» **Your task**: Using the records provided below, locate and copy each line that contains the word "Time".

» **Records for this task**:

+-------+

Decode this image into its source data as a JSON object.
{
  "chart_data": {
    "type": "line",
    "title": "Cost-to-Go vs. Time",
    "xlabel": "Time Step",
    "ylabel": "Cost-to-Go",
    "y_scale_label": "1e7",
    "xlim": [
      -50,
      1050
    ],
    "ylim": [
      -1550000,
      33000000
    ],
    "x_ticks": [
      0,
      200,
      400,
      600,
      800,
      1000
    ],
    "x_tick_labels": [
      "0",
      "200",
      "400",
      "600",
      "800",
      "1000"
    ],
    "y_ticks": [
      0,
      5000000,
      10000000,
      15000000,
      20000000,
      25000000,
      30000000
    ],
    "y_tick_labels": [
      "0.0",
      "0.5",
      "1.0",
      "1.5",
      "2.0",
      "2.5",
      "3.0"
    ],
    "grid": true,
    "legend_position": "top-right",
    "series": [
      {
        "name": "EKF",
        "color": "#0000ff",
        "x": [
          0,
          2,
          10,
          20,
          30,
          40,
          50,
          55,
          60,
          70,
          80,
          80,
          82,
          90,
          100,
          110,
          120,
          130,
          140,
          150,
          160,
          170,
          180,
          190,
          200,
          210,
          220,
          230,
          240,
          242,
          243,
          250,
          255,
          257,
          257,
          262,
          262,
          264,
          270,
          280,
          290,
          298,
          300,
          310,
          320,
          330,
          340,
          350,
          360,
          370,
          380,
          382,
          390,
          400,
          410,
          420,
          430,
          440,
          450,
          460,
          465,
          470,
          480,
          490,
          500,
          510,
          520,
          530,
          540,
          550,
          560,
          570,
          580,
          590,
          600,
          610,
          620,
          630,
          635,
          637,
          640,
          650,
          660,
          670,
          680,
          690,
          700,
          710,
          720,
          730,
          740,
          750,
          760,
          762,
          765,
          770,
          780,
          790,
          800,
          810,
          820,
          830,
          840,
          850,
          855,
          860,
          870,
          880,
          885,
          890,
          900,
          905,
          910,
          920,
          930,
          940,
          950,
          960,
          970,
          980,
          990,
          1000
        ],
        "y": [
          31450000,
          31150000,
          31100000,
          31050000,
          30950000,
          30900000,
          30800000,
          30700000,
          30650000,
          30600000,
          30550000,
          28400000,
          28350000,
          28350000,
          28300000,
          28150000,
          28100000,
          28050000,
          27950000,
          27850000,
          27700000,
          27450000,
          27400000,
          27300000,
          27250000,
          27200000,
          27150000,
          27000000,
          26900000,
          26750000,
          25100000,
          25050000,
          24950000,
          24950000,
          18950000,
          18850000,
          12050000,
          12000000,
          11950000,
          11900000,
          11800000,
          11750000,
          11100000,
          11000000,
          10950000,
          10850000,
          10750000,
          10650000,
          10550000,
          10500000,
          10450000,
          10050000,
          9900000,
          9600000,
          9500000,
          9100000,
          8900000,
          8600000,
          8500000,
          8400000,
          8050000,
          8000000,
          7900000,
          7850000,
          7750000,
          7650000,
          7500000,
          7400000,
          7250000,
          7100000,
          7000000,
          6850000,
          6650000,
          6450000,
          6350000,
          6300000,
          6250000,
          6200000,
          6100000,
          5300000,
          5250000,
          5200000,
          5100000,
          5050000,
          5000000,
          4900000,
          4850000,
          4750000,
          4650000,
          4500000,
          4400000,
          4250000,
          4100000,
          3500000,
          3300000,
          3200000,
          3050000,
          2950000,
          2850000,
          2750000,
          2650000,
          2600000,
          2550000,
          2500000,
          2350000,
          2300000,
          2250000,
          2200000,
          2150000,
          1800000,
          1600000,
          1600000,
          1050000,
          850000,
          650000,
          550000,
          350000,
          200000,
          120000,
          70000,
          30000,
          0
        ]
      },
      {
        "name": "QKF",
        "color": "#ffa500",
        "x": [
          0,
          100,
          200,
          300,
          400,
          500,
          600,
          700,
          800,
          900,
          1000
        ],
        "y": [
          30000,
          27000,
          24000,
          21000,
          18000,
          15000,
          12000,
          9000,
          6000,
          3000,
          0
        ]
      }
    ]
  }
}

+-------+

» **Written solution**:
    "title": "Cost-to-Go vs. Time",
    "xlabel": "Time Step",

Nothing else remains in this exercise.